Each line below should be quoted exactly, please.
════════════════════
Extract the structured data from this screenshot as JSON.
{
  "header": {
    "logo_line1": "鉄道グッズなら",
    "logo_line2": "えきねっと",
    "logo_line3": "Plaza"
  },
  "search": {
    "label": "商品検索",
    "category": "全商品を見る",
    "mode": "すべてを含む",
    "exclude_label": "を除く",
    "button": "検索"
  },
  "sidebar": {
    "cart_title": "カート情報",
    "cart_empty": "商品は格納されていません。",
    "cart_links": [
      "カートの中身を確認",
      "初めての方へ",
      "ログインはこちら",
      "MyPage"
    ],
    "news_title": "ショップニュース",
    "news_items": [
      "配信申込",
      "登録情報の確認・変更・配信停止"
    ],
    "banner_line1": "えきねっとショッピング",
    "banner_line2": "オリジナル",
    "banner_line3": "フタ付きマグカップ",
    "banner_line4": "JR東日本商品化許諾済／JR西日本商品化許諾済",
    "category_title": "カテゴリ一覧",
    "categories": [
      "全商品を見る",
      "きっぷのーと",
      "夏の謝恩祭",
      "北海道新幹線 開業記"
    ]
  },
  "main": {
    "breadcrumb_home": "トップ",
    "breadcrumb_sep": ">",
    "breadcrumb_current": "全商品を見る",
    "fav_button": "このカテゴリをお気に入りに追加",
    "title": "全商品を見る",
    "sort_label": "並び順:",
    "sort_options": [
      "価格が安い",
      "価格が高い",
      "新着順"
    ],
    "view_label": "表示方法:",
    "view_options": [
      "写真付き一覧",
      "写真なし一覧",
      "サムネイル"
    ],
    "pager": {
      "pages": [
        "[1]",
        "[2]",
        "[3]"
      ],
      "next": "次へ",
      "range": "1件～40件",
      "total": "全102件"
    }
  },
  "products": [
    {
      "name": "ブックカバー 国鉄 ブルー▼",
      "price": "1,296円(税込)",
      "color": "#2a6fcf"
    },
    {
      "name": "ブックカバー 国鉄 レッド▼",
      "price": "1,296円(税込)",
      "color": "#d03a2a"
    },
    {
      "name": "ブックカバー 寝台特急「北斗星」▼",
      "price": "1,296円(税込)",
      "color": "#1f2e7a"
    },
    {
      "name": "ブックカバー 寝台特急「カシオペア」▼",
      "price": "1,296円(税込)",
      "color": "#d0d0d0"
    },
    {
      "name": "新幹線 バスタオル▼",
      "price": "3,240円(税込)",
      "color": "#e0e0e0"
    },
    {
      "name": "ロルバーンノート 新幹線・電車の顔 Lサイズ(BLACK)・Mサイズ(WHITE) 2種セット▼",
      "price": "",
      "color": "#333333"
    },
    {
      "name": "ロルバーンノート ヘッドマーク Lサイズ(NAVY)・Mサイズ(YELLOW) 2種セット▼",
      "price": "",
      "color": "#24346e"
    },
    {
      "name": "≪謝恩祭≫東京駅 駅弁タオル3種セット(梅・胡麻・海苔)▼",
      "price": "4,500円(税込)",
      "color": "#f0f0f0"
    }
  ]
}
════════════════════
■ The response ■
Extract the structured data from this screenshot as JSON.
{
  "header": {
    "logo_line1": "鉄道グッズなら",
    "logo_line2": "えきねっと",
    "logo_line3": "Plaza"
  },
  "search": {
    "label": "商品検索",
    "category": "全商品を見る",
    "mode": "すべてを含む",
    "exclude_label": "を除く",
    "button": "検索"
  },
  "sidebar": {
    "cart_title": "カート情報",
    "cart_empty": "商品は格納されていません。",
    "cart_links": [
      "カートの中身を確認",
      "初めての方へ",
      "ログインはこちら",
      "MyPage"
    ],
    "news_title": "ショップニュース",
    "news_items": [
      "配信申込",
      "登録情報の確認・変更・配信停止"
    ],
    "banner_line1": "えきねっとショッピング",
    "banner_line2": "オリジナル",
    "banner_line3": "フタ付きマグカップ",
    "banner_line4": "JR東日本商品化許諾済／JR西日本商品化許諾済",
    "category_title": "カテゴリ一覧",
    "categories": [
      "全商品を見る",
      "きっぷのーと",
      "夏の謝恩祭",
      "北海道新幹線 開業記"
    ]
  },
  "main": {
    "breadcrumb_home": "トップ",
    "breadcrumb_sep": ">",
    "breadcrumb_current": "全商品を見る",
    "fav_button": "このカテゴリをお気に入りに追加",
    "title": "全商品を見る",
    "sort_label": "並び順:",
    "sort_options": [
      "価格が安い",
      "価格が高い",
      "新着順"
    ],
    "view_label": "表示方法:",
    "view_options": [
      "写真付き一覧",
      "写真なし一覧",
      "サムネイル"
    ],
    "pager": {
      "pages": [
        "[1]",
        "[2]",
        "[3]"
      ],
      "next": "次へ",
      "range": "1件～40件",
      "total": "全102件"
    }
  },
  "products": [
    {
      "name": "ブックカバー 国鉄 ブルー▼",
      "price": "1,296円(税込)",
      "color": "#2a6fcf"
    },
    {
      "name": "ブックカバー 国鉄 レッド▼",
      "price": "1,296円(税込)",
      "color": "#d03a2a"
    },
    {
      "name": "ブックカバー 寝台特急「北斗星」▼",
      "price": "1,296円(税込)",
      "color": "#1f2e7a"
    },
    {
      "name": "ブックカバー 寝台特急「カシオペア」▼",
      "price": "1,296円(税込)",
      "color": "#d0d0d0"
    },
    {
      "name": "新幹線 バスタオル▼",
      "price": "3,240円(税込)",
      "color": "#e0e0e0"
    },
    {
      "name": "ロルバーンノート 新幹線・電車の顔 Lサイズ(BLACK)・Mサイズ(WHITE) 2種セット▼",
      "price": "",
      "color": "#333333"
    },
    {
      "name": "ロルバーンノート ヘッドマーク Lサイズ(NAVY)・Mサイズ(YELLOW) 2種セット▼",
      "price": "",
      "color": "#24346e"
    },
    {
      "name": "≪謝恩祭≫東京駅 駅弁タオル3種セット(梅・胡麻・海苔)▼",
      "price": "4,500円(税込)",
      "color": "#f0f0f0"
    }
  ]
}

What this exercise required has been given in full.